Return all lines from the listing below in which the string "icon" occurs.

---- AVAILABLE RECORDS

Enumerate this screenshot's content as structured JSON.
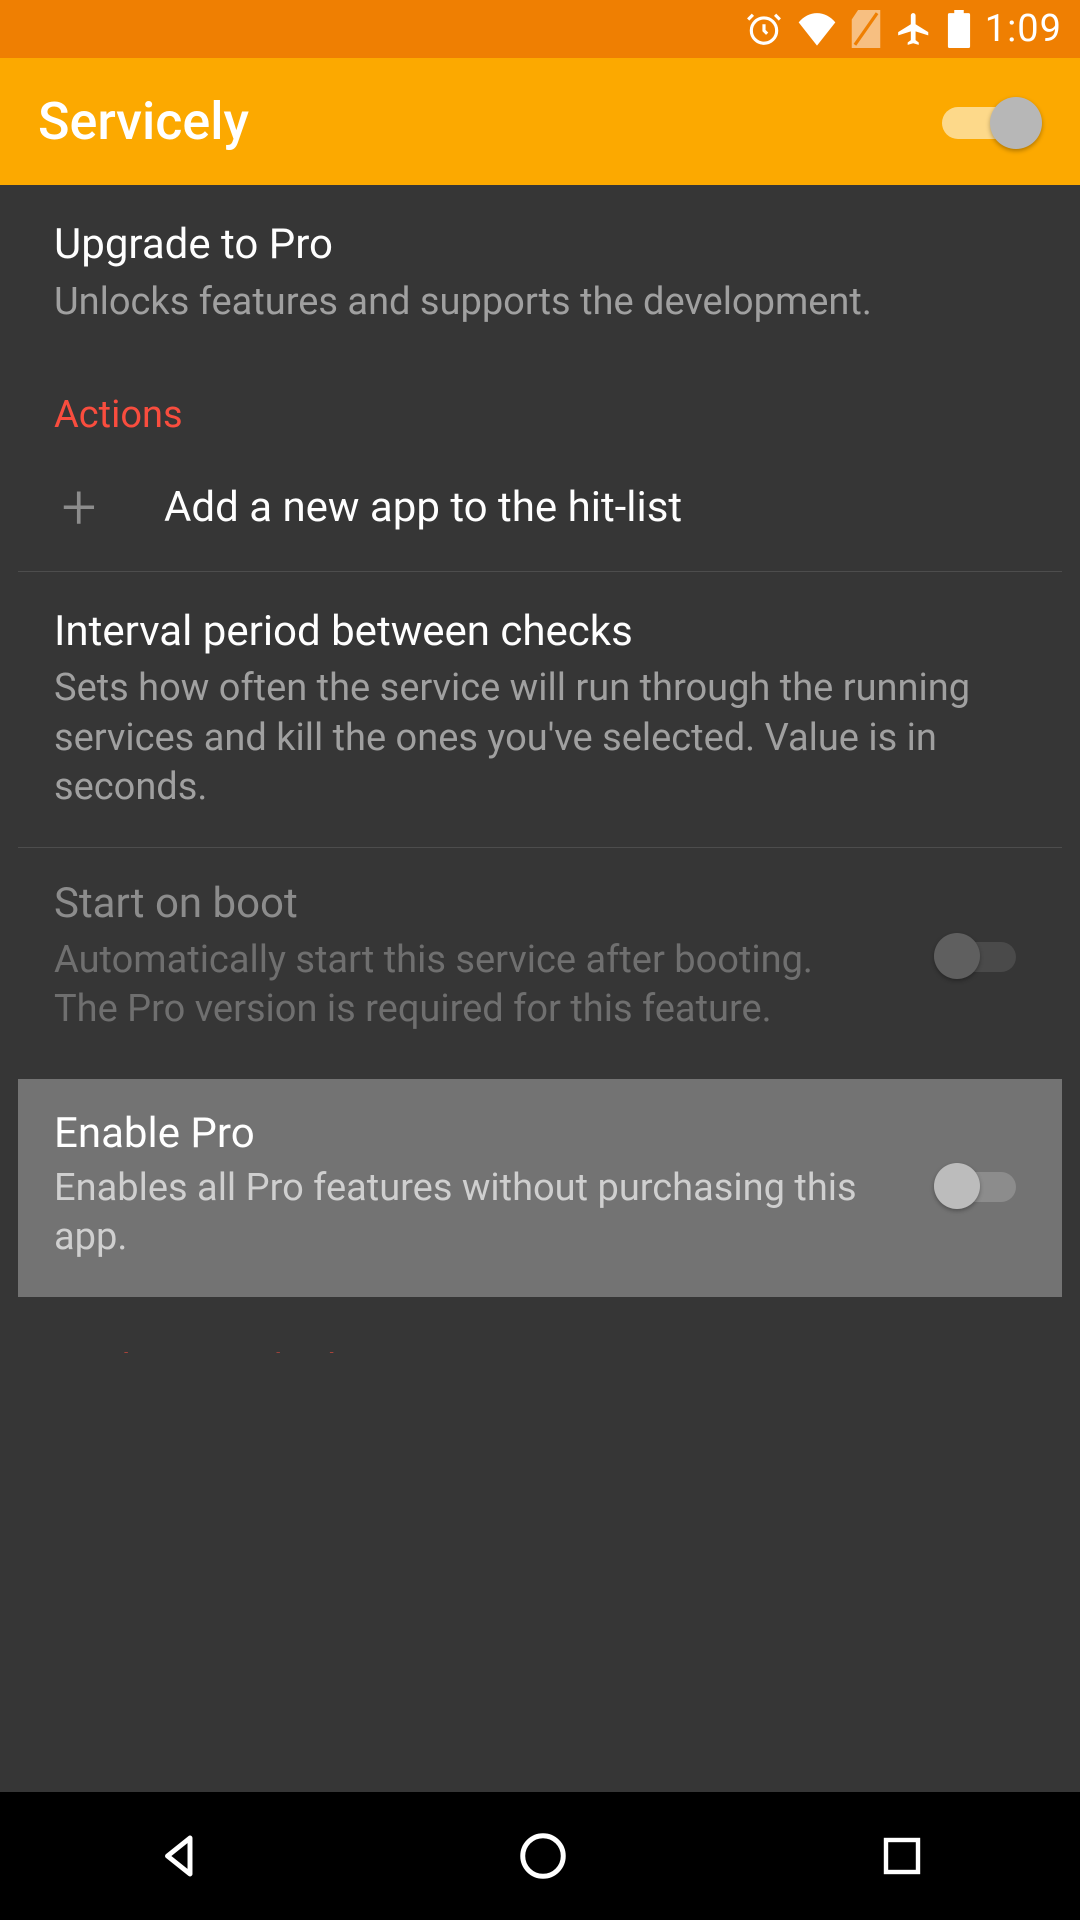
{
  "status": {
    "time": "1:09"
  },
  "appbar": {
    "title": "Servicely"
  },
  "items": {
    "upgrade": {
      "title": "Upgrade to Pro",
      "subtitle": "Unlocks features and supports the development."
    },
    "actions_header": "Actions",
    "add_app": "Add a new app to the hit-list",
    "interval": {
      "title": "Interval period between checks",
      "subtitle": "Sets how often the service will run through the running services and kill the ones you've selected. Value is in seconds."
    },
    "start_on_boot": {
      "title": "Start on boot",
      "subtitle": "Automatically start this service after booting.\nThe Pro version is required for this feature."
    },
    "enable_pro": {
      "title": "Enable Pro",
      "subtitle": "Enables all Pro features without purchasing this app."
    },
    "hitlist_header": "Applications hit-list"
  }
}
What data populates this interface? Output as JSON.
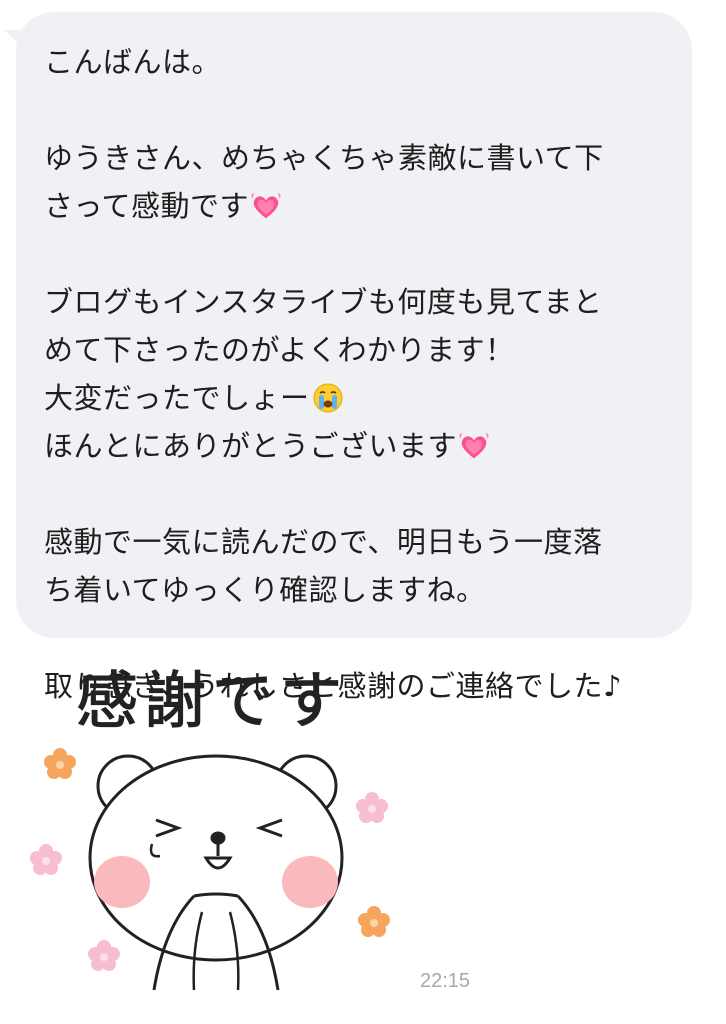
{
  "message": {
    "lines": [
      {
        "text": "こんばんは。",
        "emoji": ""
      },
      {
        "text": "",
        "emoji": ""
      },
      {
        "text": "ゆうきさん、めちゃくちゃ素敵に書いて下",
        "emoji": ""
      },
      {
        "text": "さって感動です",
        "emoji": "heart-icon"
      },
      {
        "text": "",
        "emoji": ""
      },
      {
        "text": "ブログもインスタライブも何度も見てまと",
        "emoji": ""
      },
      {
        "text": "めて下さったのがよくわかります！",
        "emoji": ""
      },
      {
        "text": "大変だったでしょー",
        "emoji": "crying-face-icon"
      },
      {
        "text": "ほんとにありがとうございます",
        "emoji": "heart-icon"
      },
      {
        "text": "",
        "emoji": ""
      },
      {
        "text": "感動で一気に読んだので、明日もう一度落",
        "emoji": ""
      },
      {
        "text": "ち着いてゆっくり確認しますね。",
        "emoji": ""
      },
      {
        "text": "",
        "emoji": ""
      },
      {
        "text": "取り急ぎ、うれしさと感謝のご連絡でした♪",
        "emoji": ""
      }
    ]
  },
  "sticker": {
    "caption": "感謝です",
    "icon": "bear-sticker-icon"
  },
  "timestamp": "22:15",
  "colors": {
    "bubble": "#f0f1f4",
    "text": "#1e1e1e",
    "timestamp": "#a9a9a9",
    "heart": "#ff4f93",
    "blush": "#f9b9bd",
    "flower_pink": "#f7bdd0",
    "flower_orange": "#f5a55c"
  }
}
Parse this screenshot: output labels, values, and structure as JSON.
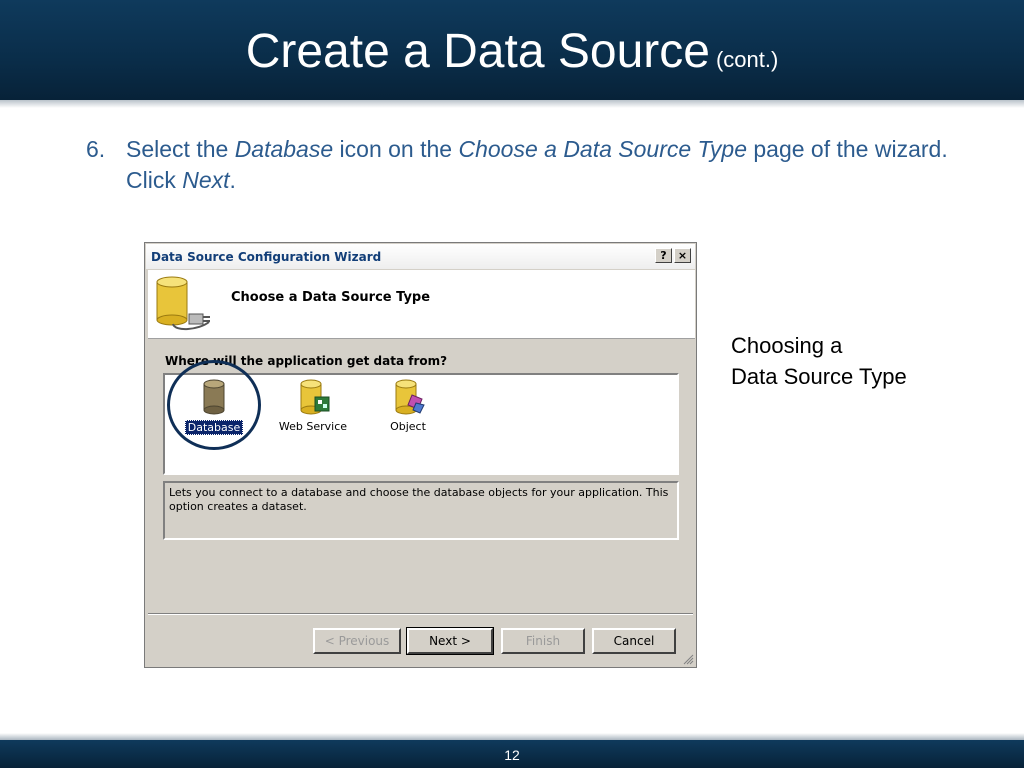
{
  "slide": {
    "title": "Create a Data Source",
    "title_suffix": "(cont.)",
    "step_number": "6.",
    "step_parts": [
      {
        "text": "Select the ",
        "italic": false
      },
      {
        "text": "Database",
        "italic": true
      },
      {
        "text": " icon on the ",
        "italic": false
      },
      {
        "text": "Choose a Data Source Type",
        "italic": true
      },
      {
        "text": " page of the wizard. Click ",
        "italic": false
      },
      {
        "text": "Next",
        "italic": true
      },
      {
        "text": ".",
        "italic": false
      }
    ],
    "caption_line1": "Choosing a",
    "caption_line2": "Data Source Type",
    "page_number": "12",
    "colors": {
      "header": "#0a2d49",
      "bullet_text": "#2c5b8e",
      "highlight_circle": "#0f2f57"
    }
  },
  "wizard": {
    "title": "Data Source Configuration Wizard",
    "help_button": "?",
    "close_button": "×",
    "header_text": "Choose a Data Source Type",
    "header_icon": "database-plug-icon",
    "question": "Where will the application get data from?",
    "items": [
      {
        "label": "Database",
        "icon": "database-icon",
        "selected": true
      },
      {
        "label": "Web Service",
        "icon": "web-service-icon",
        "selected": false
      },
      {
        "label": "Object",
        "icon": "object-icon",
        "selected": false
      }
    ],
    "description": "Lets you connect to a database and choose the database objects for your application. This option creates a dataset.",
    "buttons": {
      "previous": "< Previous",
      "next": "Next >",
      "finish": "Finish",
      "cancel": "Cancel"
    }
  }
}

--------

## CORRECT ANSWER
        "emoji": "heart-icon"
        "emoji": "crying-face-icon"
        "emoji": "heart-icon"
    "icon": "bear-sticker-icon"
        "text": " icon on the ",
    "header_icon": "database-plug-icon",
        "icon": "database-icon",
        "icon": "web-service-icon",
        "icon": "object-icon",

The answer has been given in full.